- **GOAL**:
Transcribe all of the records word for word, but omit the pictures.

- **Dataset excerpt**:

=-=-=

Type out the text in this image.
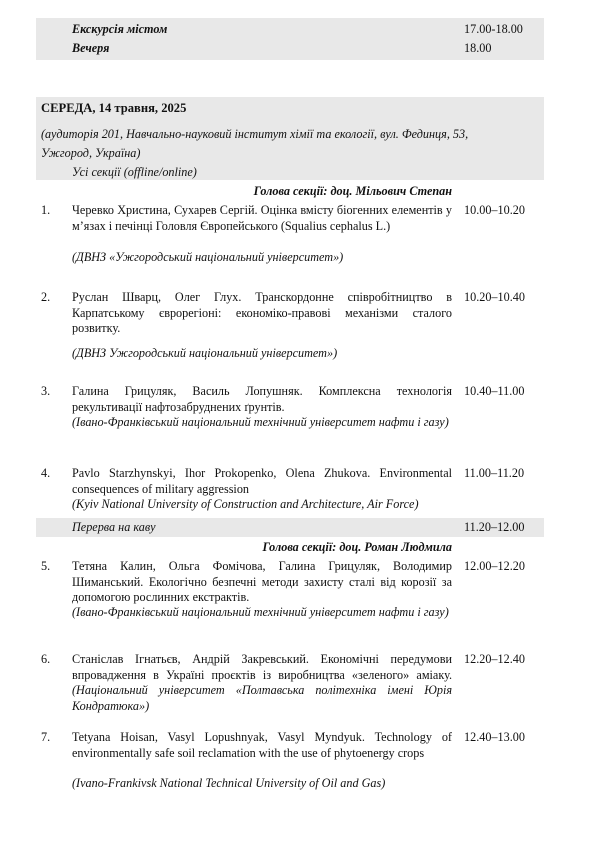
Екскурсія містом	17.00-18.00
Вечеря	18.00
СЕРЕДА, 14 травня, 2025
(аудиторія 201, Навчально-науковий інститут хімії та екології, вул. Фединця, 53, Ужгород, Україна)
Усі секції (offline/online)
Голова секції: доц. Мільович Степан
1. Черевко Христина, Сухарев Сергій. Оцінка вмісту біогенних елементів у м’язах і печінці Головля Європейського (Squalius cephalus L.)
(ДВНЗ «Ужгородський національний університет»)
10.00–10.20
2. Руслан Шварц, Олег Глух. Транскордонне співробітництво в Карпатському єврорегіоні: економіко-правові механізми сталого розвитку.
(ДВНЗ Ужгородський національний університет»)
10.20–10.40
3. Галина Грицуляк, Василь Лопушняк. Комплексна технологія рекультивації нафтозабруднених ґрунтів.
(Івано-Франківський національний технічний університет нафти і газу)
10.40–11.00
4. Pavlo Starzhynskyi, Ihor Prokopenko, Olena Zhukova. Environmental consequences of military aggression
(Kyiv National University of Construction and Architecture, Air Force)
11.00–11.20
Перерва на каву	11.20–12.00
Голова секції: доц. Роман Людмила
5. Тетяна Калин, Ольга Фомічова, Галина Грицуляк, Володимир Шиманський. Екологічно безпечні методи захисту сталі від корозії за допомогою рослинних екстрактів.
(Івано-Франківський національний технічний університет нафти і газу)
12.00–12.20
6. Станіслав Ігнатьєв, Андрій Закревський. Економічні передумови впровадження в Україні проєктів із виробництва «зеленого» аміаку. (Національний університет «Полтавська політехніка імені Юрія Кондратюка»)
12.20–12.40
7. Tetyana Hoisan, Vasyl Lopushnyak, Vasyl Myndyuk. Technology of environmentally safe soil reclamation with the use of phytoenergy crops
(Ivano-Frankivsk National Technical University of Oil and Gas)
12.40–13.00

=-=-=

- **EXERCISE SOLUTION**:
Type out the text in this image.
Екскурсія містом	17.00-18.00
Вечеря	18.00
СЕРЕДА, 14 травня, 2025
(аудиторія 201, Навчально-науковий інститут хімії та екології, вул. Фединця, 53, Ужгород, Україна)
Усі секції (offline/online)
Голова секції: доц. Мільович Степан
1. Черевко Христина, Сухарев Сергій. Оцінка вмісту біогенних елементів у м’язах і печінці Головля Європейського (Squalius cephalus L.)
(ДВНЗ «Ужгородський національний університет»)
10.00–10.20
2. Руслан Шварц, Олег Глух. Транскордонне співробітництво в Карпатському єврорегіоні: економіко-правові механізми сталого розвитку.
(ДВНЗ Ужгородський національний університет»)
10.20–10.40
3. Галина Грицуляк, Василь Лопушняк. Комплексна технологія рекультивації нафтозабруднених ґрунтів.
(Івано-Франківський національний технічний університет нафти і газу)
10.40–11.00
4. Pavlo Starzhynskyi, Ihor Prokopenko, Olena Zhukova. Environmental consequences of military aggression
(Kyiv National University of Construction and Architecture, Air Force)
11.00–11.20
Перерва на каву	11.20–12.00
Голова секції: доц. Роман Людмила
5. Тетяна Калин, Ольга Фомічова, Галина Грицуляк, Володимир Шиманський. Екологічно безпечні методи захисту сталі від корозії за допомогою рослинних екстрактів.
(Івано-Франківський національний технічний університет нафти і газу)
12.00–12.20
6. Станіслав Ігнатьєв, Андрій Закревський. Економічні передумови впровадження в Україні проєктів із виробництва «зеленого» аміаку. (Національний університет «Полтавська політехніка імені Юрія Кондратюка»)
12.20–12.40
7. Tetyana Hoisan, Vasyl Lopushnyak, Vasyl Myndyuk. Technology of environmentally safe soil reclamation with the use of phytoenergy crops
(Ivano-Frankivsk National Technical University of Oil and Gas)
12.40–13.00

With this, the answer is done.